■ STATED EXERCISE: Retype all the records with nothing changed.
— Start of DATASET ENTRIES —
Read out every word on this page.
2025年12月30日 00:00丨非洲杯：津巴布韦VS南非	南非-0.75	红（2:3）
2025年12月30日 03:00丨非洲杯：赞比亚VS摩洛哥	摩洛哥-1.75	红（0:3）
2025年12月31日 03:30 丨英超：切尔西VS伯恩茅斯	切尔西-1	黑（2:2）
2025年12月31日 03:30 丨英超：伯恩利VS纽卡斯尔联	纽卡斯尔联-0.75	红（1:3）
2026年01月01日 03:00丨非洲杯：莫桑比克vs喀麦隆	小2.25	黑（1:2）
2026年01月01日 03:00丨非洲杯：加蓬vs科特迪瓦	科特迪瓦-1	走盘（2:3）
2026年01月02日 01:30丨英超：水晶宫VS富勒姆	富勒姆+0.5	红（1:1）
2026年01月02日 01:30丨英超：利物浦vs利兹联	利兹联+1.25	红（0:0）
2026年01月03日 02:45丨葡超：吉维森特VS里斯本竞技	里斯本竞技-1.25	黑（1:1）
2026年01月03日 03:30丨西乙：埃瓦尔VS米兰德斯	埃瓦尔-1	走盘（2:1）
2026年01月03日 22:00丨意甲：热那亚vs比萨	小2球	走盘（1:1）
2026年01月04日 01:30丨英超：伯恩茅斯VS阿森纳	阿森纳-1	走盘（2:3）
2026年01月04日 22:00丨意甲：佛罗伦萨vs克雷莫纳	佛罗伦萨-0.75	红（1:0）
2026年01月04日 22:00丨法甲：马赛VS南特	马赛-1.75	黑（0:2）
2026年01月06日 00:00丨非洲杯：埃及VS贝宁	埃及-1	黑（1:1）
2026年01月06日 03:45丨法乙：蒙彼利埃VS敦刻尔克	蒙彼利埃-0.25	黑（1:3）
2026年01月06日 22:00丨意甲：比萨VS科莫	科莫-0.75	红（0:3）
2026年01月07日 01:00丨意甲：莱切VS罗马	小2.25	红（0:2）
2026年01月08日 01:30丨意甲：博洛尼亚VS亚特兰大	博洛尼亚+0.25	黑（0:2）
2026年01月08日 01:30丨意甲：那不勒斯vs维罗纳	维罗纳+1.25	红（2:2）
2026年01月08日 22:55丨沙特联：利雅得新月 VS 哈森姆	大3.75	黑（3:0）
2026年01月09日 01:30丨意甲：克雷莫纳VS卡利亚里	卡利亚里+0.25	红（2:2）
— End of DATASET ENTRIES —
■ WRITTEN ANSWER:
Read out every word on this page.
2025年12月30日 00:00丨非洲杯：津巴布韦VS南非	南非-0.75	红（2:3）
2025年12月30日 03:00丨非洲杯：赞比亚VS摩洛哥	摩洛哥-1.75	红（0:3）
2025年12月31日 03:30 丨英超：切尔西VS伯恩茅斯	切尔西-1	黑（2:2）
2025年12月31日 03:30 丨英超：伯恩利VS纽卡斯尔联	纽卡斯尔联-0.75	红（1:3）
2026年01月01日 03:00丨非洲杯：莫桑比克vs喀麦隆	小2.25	黑（1:2）
2026年01月01日 03:00丨非洲杯：加蓬vs科特迪瓦	科特迪瓦-1	走盘（2:3）
2026年01月02日 01:30丨英超：水晶宫VS富勒姆	富勒姆+0.5	红（1:1）
2026年01月02日 01:30丨英超：利物浦vs利兹联	利兹联+1.25	红（0:0）
2026年01月03日 02:45丨葡超：吉维森特VS里斯本竞技	里斯本竞技-1.25	黑（1:1）
2026年01月03日 03:30丨西乙：埃瓦尔VS米兰德斯	埃瓦尔-1	走盘（2:1）
2026年01月03日 22:00丨意甲：热那亚vs比萨	小2球	走盘（1:1）
2026年01月04日 01:30丨英超：伯恩茅斯VS阿森纳	阿森纳-1	走盘（2:3）
2026年01月04日 22:00丨意甲：佛罗伦萨vs克雷莫纳	佛罗伦萨-0.75	红（1:0）
2026年01月04日 22:00丨法甲：马赛VS南特	马赛-1.75	黑（0:2）
2026年01月06日 00:00丨非洲杯：埃及VS贝宁	埃及-1	黑（1:1）
2026年01月06日 03:45丨法乙：蒙彼利埃VS敦刻尔克	蒙彼利埃-0.25	黑（1:3）
2026年01月06日 22:00丨意甲：比萨VS科莫	科莫-0.75	红（0:3）
2026年01月07日 01:00丨意甲：莱切VS罗马	小2.25	红（0:2）
2026年01月08日 01:30丨意甲：博洛尼亚VS亚特兰大	博洛尼亚+0.25	黑（0:2）
2026年01月08日 01:30丨意甲：那不勒斯vs维罗纳	维罗纳+1.25	红（2:2）
2026年01月08日 22:55丨沙特联：利雅得新月 VS 哈森姆	大3.75	黑（3:0）
2026年01月09日 01:30丨意甲：克雷莫纳VS卡利亚里	卡利亚里+0.25	红（2:2）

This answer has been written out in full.